───── Records supplied
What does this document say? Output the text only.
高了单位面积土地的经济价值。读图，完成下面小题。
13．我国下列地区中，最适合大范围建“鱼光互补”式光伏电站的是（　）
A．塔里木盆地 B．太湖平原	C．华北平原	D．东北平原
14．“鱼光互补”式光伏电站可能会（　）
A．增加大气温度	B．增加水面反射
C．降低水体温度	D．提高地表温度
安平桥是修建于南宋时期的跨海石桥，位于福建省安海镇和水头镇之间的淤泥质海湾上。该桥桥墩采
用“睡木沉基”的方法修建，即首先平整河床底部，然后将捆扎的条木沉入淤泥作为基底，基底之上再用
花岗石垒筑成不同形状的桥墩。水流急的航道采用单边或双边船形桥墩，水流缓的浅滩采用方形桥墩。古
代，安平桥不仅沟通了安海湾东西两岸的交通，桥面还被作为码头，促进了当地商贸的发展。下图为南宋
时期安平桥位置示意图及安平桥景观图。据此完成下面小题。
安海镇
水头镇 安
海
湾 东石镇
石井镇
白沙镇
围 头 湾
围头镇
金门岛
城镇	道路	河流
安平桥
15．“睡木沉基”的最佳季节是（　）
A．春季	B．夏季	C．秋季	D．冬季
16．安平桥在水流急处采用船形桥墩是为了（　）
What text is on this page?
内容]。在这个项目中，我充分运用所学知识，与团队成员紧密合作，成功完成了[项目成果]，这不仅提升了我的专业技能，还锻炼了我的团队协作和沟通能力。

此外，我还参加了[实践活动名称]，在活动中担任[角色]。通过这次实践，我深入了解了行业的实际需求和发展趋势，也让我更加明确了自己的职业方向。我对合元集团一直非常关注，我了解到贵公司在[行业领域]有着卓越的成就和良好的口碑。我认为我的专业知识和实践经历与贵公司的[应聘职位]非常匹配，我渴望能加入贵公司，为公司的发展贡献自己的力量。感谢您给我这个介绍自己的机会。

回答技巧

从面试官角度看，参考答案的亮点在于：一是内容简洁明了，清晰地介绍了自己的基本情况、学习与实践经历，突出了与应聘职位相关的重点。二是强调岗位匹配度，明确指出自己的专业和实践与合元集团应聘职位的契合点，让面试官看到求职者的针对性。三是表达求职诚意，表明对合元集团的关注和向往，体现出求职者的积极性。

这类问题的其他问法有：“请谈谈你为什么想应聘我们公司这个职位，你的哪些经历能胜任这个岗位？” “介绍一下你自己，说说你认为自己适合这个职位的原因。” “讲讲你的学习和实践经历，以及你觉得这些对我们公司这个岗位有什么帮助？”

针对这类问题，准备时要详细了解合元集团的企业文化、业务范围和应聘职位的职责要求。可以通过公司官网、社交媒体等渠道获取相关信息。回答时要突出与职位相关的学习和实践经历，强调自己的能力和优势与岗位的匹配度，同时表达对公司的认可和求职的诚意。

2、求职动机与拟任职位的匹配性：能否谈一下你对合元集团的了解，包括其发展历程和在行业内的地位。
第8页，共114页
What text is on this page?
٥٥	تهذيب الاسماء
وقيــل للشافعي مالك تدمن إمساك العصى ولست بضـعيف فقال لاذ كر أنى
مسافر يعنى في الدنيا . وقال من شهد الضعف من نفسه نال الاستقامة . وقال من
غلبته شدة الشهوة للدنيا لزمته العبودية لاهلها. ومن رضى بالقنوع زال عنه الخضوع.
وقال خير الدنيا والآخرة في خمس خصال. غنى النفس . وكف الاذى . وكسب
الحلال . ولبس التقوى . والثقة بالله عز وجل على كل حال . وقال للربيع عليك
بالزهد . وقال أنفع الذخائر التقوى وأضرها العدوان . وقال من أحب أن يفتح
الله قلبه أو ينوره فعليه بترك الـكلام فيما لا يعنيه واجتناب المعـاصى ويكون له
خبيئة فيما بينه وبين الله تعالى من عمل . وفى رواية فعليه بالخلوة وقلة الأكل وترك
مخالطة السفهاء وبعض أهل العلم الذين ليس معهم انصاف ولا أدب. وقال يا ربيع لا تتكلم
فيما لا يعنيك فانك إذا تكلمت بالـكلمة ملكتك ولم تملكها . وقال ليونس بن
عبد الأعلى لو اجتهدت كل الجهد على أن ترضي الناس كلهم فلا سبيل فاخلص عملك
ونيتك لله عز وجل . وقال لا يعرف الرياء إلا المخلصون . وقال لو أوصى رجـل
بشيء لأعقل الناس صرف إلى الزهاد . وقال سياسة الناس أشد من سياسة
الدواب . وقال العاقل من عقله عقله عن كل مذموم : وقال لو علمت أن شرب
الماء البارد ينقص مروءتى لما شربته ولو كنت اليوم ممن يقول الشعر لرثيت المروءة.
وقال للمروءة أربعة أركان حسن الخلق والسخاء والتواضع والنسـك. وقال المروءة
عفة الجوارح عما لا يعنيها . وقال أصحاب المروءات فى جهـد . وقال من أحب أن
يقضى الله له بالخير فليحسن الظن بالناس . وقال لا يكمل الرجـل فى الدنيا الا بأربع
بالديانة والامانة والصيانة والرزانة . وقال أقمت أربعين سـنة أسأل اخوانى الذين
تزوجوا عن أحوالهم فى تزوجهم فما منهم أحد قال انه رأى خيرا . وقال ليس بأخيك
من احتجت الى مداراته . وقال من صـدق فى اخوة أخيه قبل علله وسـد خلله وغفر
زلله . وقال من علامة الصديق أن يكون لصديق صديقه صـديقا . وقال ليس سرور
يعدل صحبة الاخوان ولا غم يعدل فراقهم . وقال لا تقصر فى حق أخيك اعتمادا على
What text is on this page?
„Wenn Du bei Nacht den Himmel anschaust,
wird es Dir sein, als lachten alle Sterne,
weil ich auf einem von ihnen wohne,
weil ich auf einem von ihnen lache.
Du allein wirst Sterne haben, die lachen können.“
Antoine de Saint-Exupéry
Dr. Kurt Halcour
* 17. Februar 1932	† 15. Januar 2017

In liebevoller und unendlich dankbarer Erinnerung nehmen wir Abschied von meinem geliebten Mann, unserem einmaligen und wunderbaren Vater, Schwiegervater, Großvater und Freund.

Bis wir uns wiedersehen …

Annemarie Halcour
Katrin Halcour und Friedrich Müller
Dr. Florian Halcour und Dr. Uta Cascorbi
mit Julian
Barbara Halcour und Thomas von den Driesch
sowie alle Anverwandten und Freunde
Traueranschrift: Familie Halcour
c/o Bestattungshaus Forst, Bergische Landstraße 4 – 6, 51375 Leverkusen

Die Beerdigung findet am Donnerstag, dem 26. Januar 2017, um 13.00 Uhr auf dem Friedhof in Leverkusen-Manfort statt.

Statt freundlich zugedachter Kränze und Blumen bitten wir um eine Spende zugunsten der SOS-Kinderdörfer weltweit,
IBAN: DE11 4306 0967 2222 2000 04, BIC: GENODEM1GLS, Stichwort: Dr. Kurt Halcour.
──────────
(Task goal):
Exactly reproduce all of the entries above.

(Solution to this exercise):
What does this document say? Output the text only.
高了单位面积土地的经济价值。读图，完成下面小题。
13．我国下列地区中，最适合大范围建“鱼光互补”式光伏电站的是（　）
A．塔里木盆地 B．太湖平原	C．华北平原	D．东北平原
14．“鱼光互补”式光伏电站可能会（　）
A．增加大气温度	B．增加水面反射
C．降低水体温度	D．提高地表温度
安平桥是修建于南宋时期的跨海石桥，位于福建省安海镇和水头镇之间的淤泥质海湾上。该桥桥墩采
用“睡木沉基”的方法修建，即首先平整河床底部，然后将捆扎的条木沉入淤泥作为基底，基底之上再用
花岗石垒筑成不同形状的桥墩。水流急的航道采用单边或双边船形桥墩，水流缓的浅滩采用方形桥墩。古
代，安平桥不仅沟通了安海湾东西两岸的交通，桥面还被作为码头，促进了当地商贸的发展。下图为南宋
时期安平桥位置示意图及安平桥景观图。据此完成下面小题。
安海镇
水头镇 安
海
湾 东石镇
石井镇
白沙镇
围 头 湾
围头镇
金门岛
城镇	道路	河流
安平桥
15．“睡木沉基”的最佳季节是（　）
A．春季	B．夏季	C．秋季	D．冬季
16．安平桥在水流急处采用船形桥墩是为了（　）
What text is on this page?
内容]。在这个项目中，我充分运用所学知识，与团队成员紧密合作，成功完成了[项目成果]，这不仅提升了我的专业技能，还锻炼了我的团队协作和沟通能力。

此外，我还参加了[实践活动名称]，在活动中担任[角色]。通过这次实践，我深入了解了行业的实际需求和发展趋势，也让我更加明确了自己的职业方向。我对合元集团一直非常关注，我了解到贵公司在[行业领域]有着卓越的成就和良好的口碑。我认为我的专业知识和实践经历与贵公司的[应聘职位]非常匹配，我渴望能加入贵公司，为公司的发展贡献自己的力量。感谢您给我这个介绍自己的机会。

回答技巧

从面试官角度看，参考答案的亮点在于：一是内容简洁明了，清晰地介绍了自己的基本情况、学习与实践经历，突出了与应聘职位相关的重点。二是强调岗位匹配度，明确指出自己的专业和实践与合元集团应聘职位的契合点，让面试官看到求职者的针对性。三是表达求职诚意，表明对合元集团的关注和向往，体现出求职者的积极性。

这类问题的其他问法有：“请谈谈你为什么想应聘我们公司这个职位，你的哪些经历能胜任这个岗位？” “介绍一下你自己，说说你认为自己适合这个职位的原因。” “讲讲你的学习和实践经历，以及你觉得这些对我们公司这个岗位有什么帮助？”

针对这类问题，准备时要详细了解合元集团的企业文化、业务范围和应聘职位的职责要求。可以通过公司官网、社交媒体等渠道获取相关信息。回答时要突出与职位相关的学习和实践经历，强调自己的能力和优势与岗位的匹配度，同时表达对公司的认可和求职的诚意。

2、求职动机与拟任职位的匹配性：能否谈一下你对合元集团的了解，包括其发展历程和在行业内的地位。
第8页，共114页
What text is on this page?
٥٥	تهذيب الاسماء
وقيــل للشافعي مالك تدمن إمساك العصى ولست بضـعيف فقال لاذ كر أنى
مسافر يعنى في الدنيا . وقال من شهد الضعف من نفسه نال الاستقامة . وقال من
غلبته شدة الشهوة للدنيا لزمته العبودية لاهلها. ومن رضى بالقنوع زال عنه الخضوع.
وقال خير الدنيا والآخرة في خمس خصال. غنى النفس . وكف الاذى . وكسب
الحلال . ولبس التقوى . والثقة بالله عز وجل على كل حال . وقال للربيع عليك
بالزهد . وقال أنفع الذخائر التقوى وأضرها العدوان . وقال من أحب أن يفتح
الله قلبه أو ينوره فعليه بترك الـكلام فيما لا يعنيه واجتناب المعـاصى ويكون له
خبيئة فيما بينه وبين الله تعالى من عمل . وفى رواية فعليه بالخلوة وقلة الأكل وترك
مخالطة السفهاء وبعض أهل العلم الذين ليس معهم انصاف ولا أدب. وقال يا ربيع لا تتكلم
فيما لا يعنيك فانك إذا تكلمت بالـكلمة ملكتك ولم تملكها . وقال ليونس بن
عبد الأعلى لو اجتهدت كل الجهد على أن ترضي الناس كلهم فلا سبيل فاخلص عملك
ونيتك لله عز وجل . وقال لا يعرف الرياء إلا المخلصون . وقال لو أوصى رجـل
بشيء لأعقل الناس صرف إلى الزهاد . وقال سياسة الناس أشد من سياسة
الدواب . وقال العاقل من عقله عقله عن كل مذموم : وقال لو علمت أن شرب
الماء البارد ينقص مروءتى لما شربته ولو كنت اليوم ممن يقول الشعر لرثيت المروءة.
وقال للمروءة أربعة أركان حسن الخلق والسخاء والتواضع والنسـك. وقال المروءة
عفة الجوارح عما لا يعنيها . وقال أصحاب المروءات فى جهـد . وقال من أحب أن
يقضى الله له بالخير فليحسن الظن بالناس . وقال لا يكمل الرجـل فى الدنيا الا بأربع
بالديانة والامانة والصيانة والرزانة . وقال أقمت أربعين سـنة أسأل اخوانى الذين
تزوجوا عن أحوالهم فى تزوجهم فما منهم أحد قال انه رأى خيرا . وقال ليس بأخيك
من احتجت الى مداراته . وقال من صـدق فى اخوة أخيه قبل علله وسـد خلله وغفر
زلله . وقال من علامة الصديق أن يكون لصديق صديقه صـديقا . وقال ليس سرور
يعدل صحبة الاخوان ولا غم يعدل فراقهم . وقال لا تقصر فى حق أخيك اعتمادا على
What text is on this page?
„Wenn Du bei Nacht den Himmel anschaust,
wird es Dir sein, als lachten alle Sterne,
weil ich auf einem von ihnen wohne,
weil ich auf einem von ihnen lache.
Du allein wirst Sterne haben, die lachen können.“
Antoine de Saint-Exupéry
Dr. Kurt Halcour
* 17. Februar 1932	† 15. Januar 2017

In liebevoller und unendlich dankbarer Erinnerung nehmen wir Abschied von meinem geliebten Mann, unserem einmaligen und wunderbaren Vater, Schwiegervater, Großvater und Freund.

Bis wir uns wiedersehen …

Annemarie Halcour
Katrin Halcour und Friedrich Müller
Dr. Florian Halcour und Dr. Uta Cascorbi
mit Julian
Barbara Halcour und Thomas von den Driesch
sowie alle Anverwandten und Freunde
Traueranschrift: Familie Halcour
c/o Bestattungshaus Forst, Bergische Landstraße 4 – 6, 51375 Leverkusen

Die Beerdigung findet am Donnerstag, dem 26. Januar 2017, um 13.00 Uhr auf dem Friedhof in Leverkusen-Manfort statt.

Statt freundlich zugedachter Kränze und Blumen bitten wir um eine Spende zugunsten der SOS-Kinderdörfer weltweit,
IBAN: DE11 4306 0967 2222 2000 04, BIC: GENODEM1GLS, Stichwort: Dr. Kurt Halcour.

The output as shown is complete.